── RECORDS
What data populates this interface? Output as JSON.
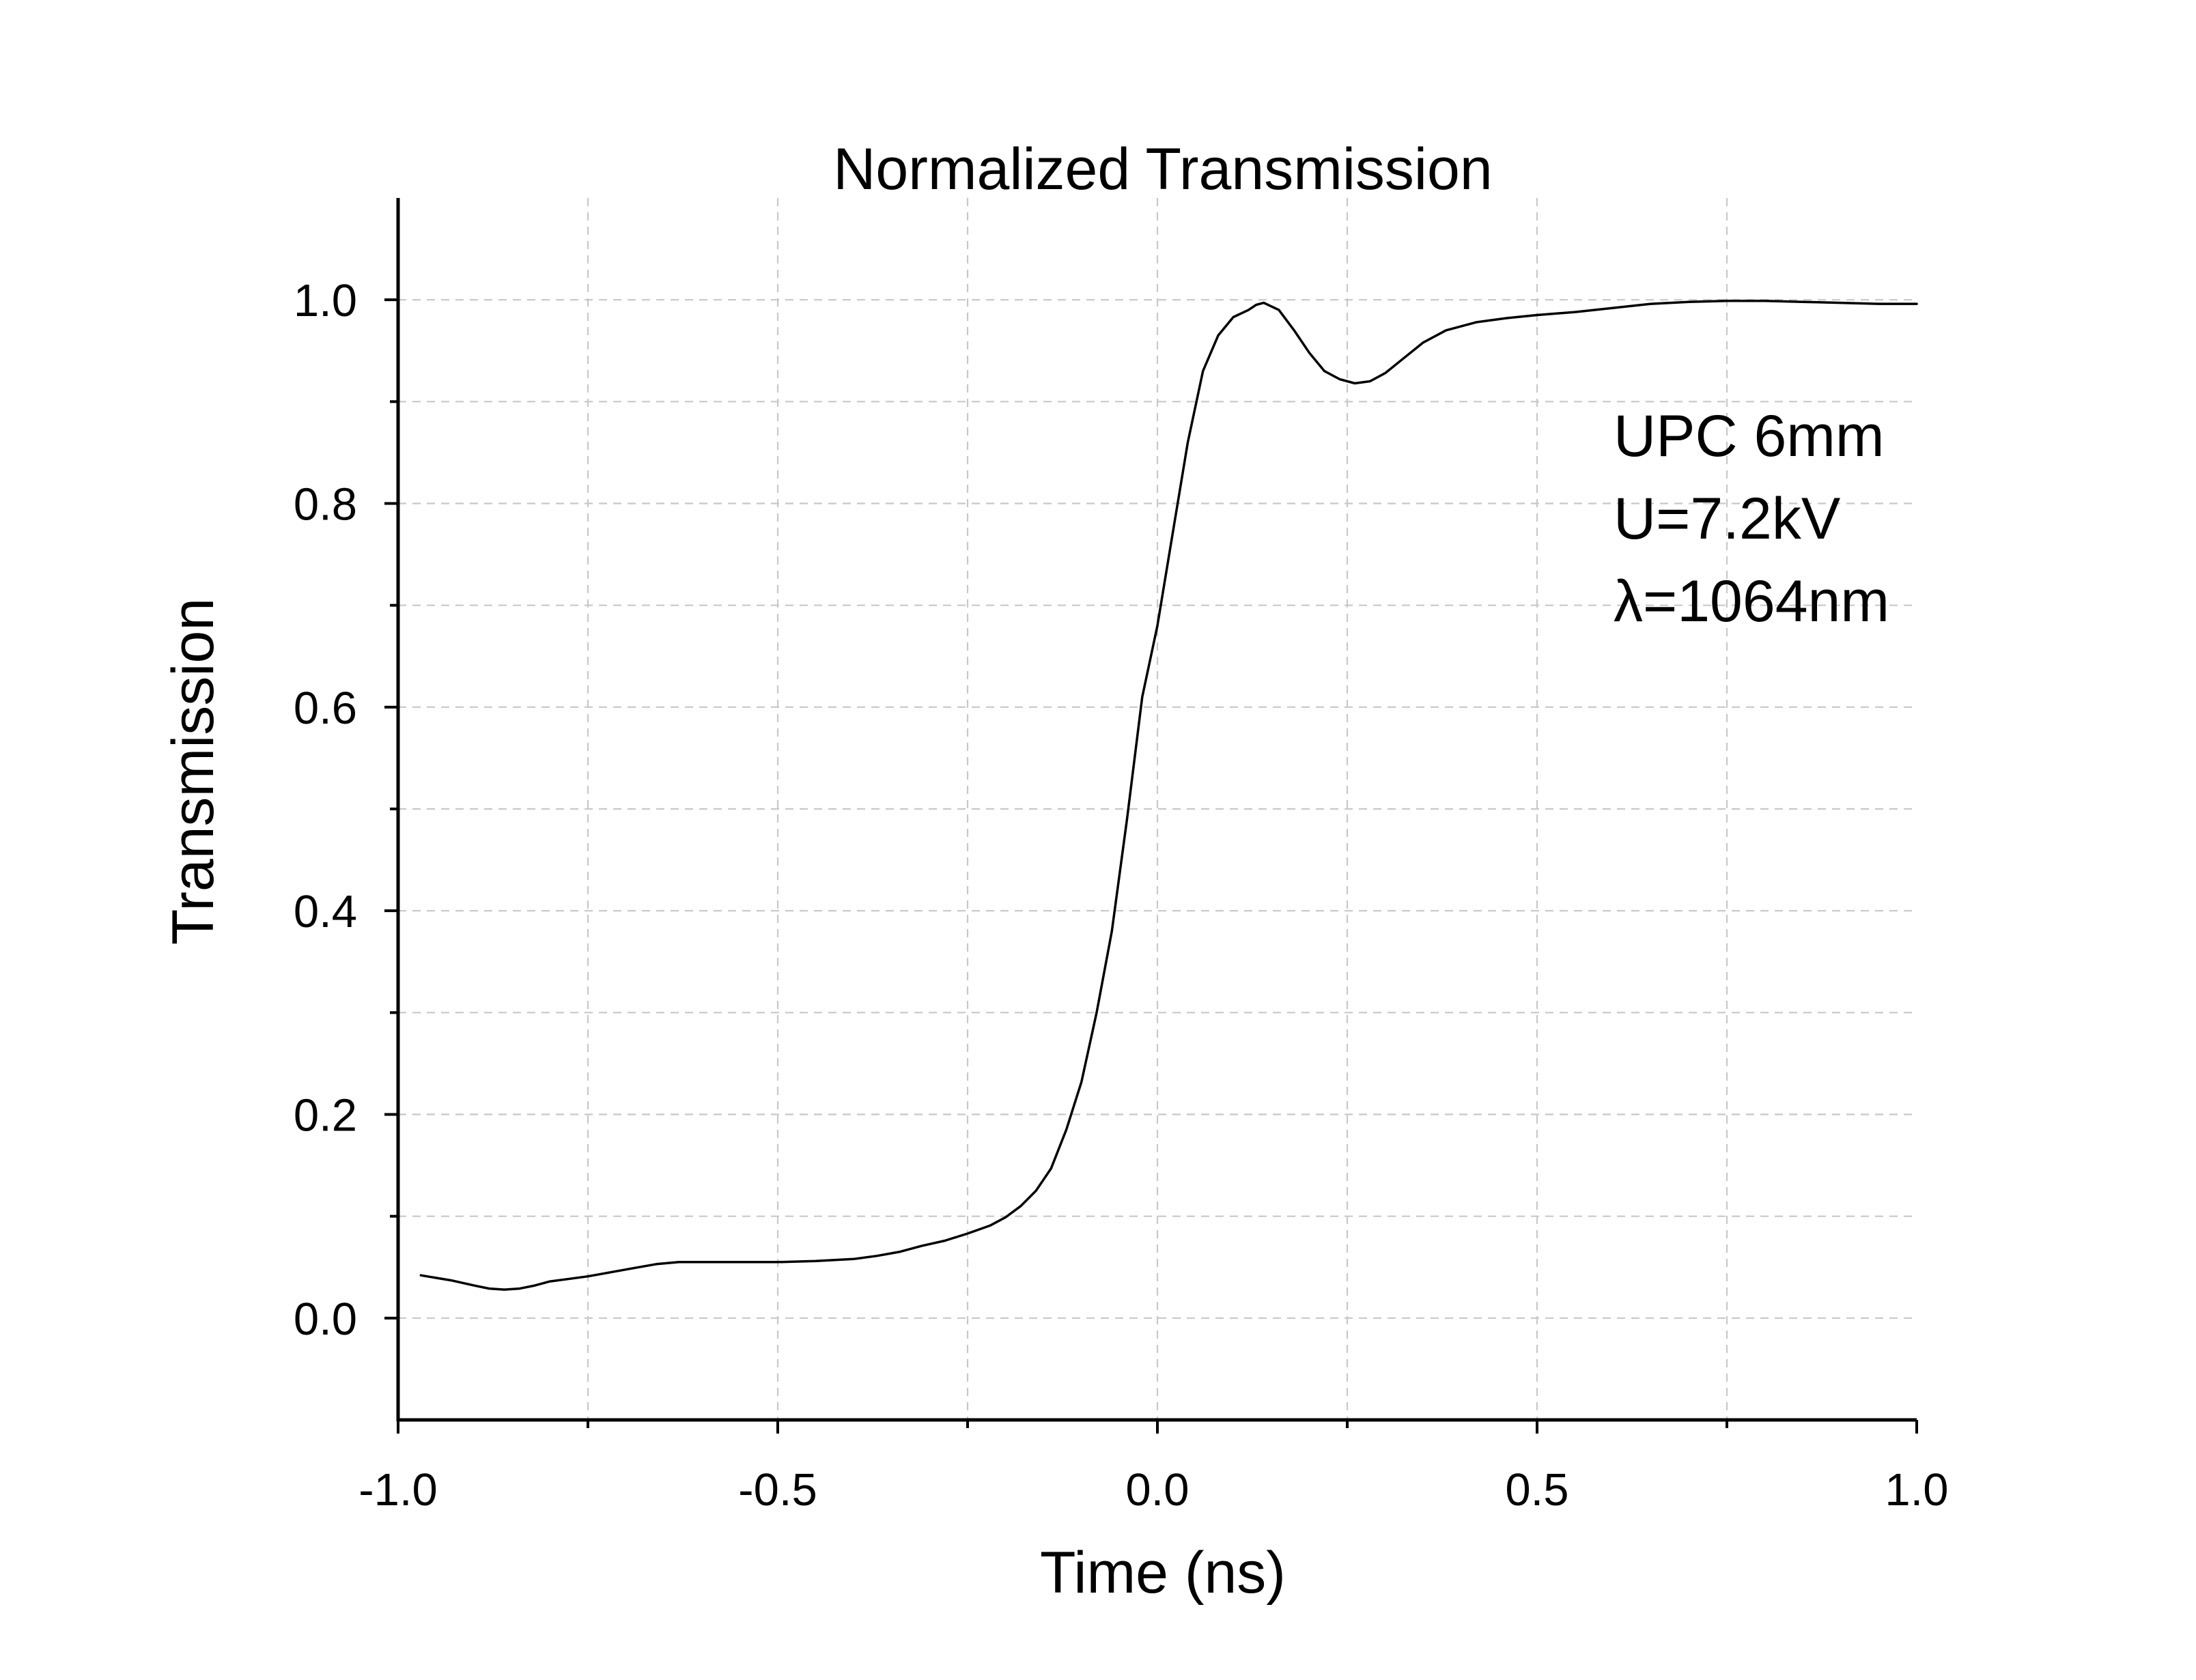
{
  "chart_data": {
    "type": "line",
    "title": "Normalized Transmission",
    "xlabel": "Time (ns)",
    "ylabel": "Transmission",
    "xlim": [
      -1.0,
      1.0
    ],
    "ylim": [
      -0.1,
      1.1
    ],
    "xticks": [
      -1.0,
      -0.5,
      0.0,
      0.5,
      1.0
    ],
    "xtick_labels": [
      "-1.0",
      "-0.5",
      "0.0",
      "0.5",
      "1.0"
    ],
    "xminor": [
      -0.75,
      -0.25,
      0.25,
      0.75
    ],
    "yticks": [
      0.0,
      0.2,
      0.4,
      0.6,
      0.8,
      1.0
    ],
    "ytick_labels": [
      "0.0",
      "0.2",
      "0.4",
      "0.6",
      "0.8",
      "1.0"
    ],
    "yminor": [
      0.1,
      0.3,
      0.5,
      0.7,
      0.9
    ],
    "grid": true,
    "annotations": [
      "UPC 6mm",
      "U=7.2kV",
      "λ=1064nm"
    ],
    "series": [
      {
        "x": [
          -0.97,
          -0.93,
          -0.9,
          -0.88,
          -0.86,
          -0.84,
          -0.82,
          -0.8,
          -0.78,
          -0.75,
          -0.72,
          -0.69,
          -0.66,
          -0.63,
          -0.6,
          -0.55,
          -0.5,
          -0.45,
          -0.4,
          -0.37,
          -0.34,
          -0.31,
          -0.28,
          -0.25,
          -0.22,
          -0.2,
          -0.18,
          -0.16,
          -0.14,
          -0.12,
          -0.1,
          -0.08,
          -0.06,
          -0.04,
          -0.02,
          0.0,
          0.02,
          0.04,
          0.06,
          0.08,
          0.1,
          0.12,
          0.13,
          0.14,
          0.16,
          0.18,
          0.2,
          0.22,
          0.24,
          0.26,
          0.28,
          0.3,
          0.32,
          0.35,
          0.38,
          0.42,
          0.46,
          0.5,
          0.55,
          0.6,
          0.65,
          0.7,
          0.75,
          0.8,
          0.85,
          0.9,
          0.95,
          1.0
        ],
        "values": [
          0.042,
          0.037,
          0.032,
          0.029,
          0.028,
          0.029,
          0.032,
          0.036,
          0.038,
          0.041,
          0.045,
          0.049,
          0.053,
          0.055,
          0.055,
          0.055,
          0.055,
          0.056,
          0.058,
          0.061,
          0.065,
          0.071,
          0.076,
          0.083,
          0.091,
          0.099,
          0.11,
          0.125,
          0.147,
          0.185,
          0.232,
          0.3,
          0.38,
          0.49,
          0.61,
          0.68,
          0.77,
          0.86,
          0.93,
          0.965,
          0.983,
          0.99,
          0.995,
          0.997,
          0.99,
          0.97,
          0.948,
          0.93,
          0.922,
          0.918,
          0.92,
          0.928,
          0.94,
          0.958,
          0.97,
          0.978,
          0.982,
          0.985,
          0.988,
          0.992,
          0.996,
          0.998,
          0.999,
          0.999,
          0.998,
          0.997,
          0.996,
          0.996
        ]
      }
    ]
  }
}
────
WHAT TO DO — Each line that holds the word "Transmission" should be extracted from the records.

SOLUTION FOR THIS TASK —
    "title": "Normalized Transmission",
    "ylabel": "Transmission",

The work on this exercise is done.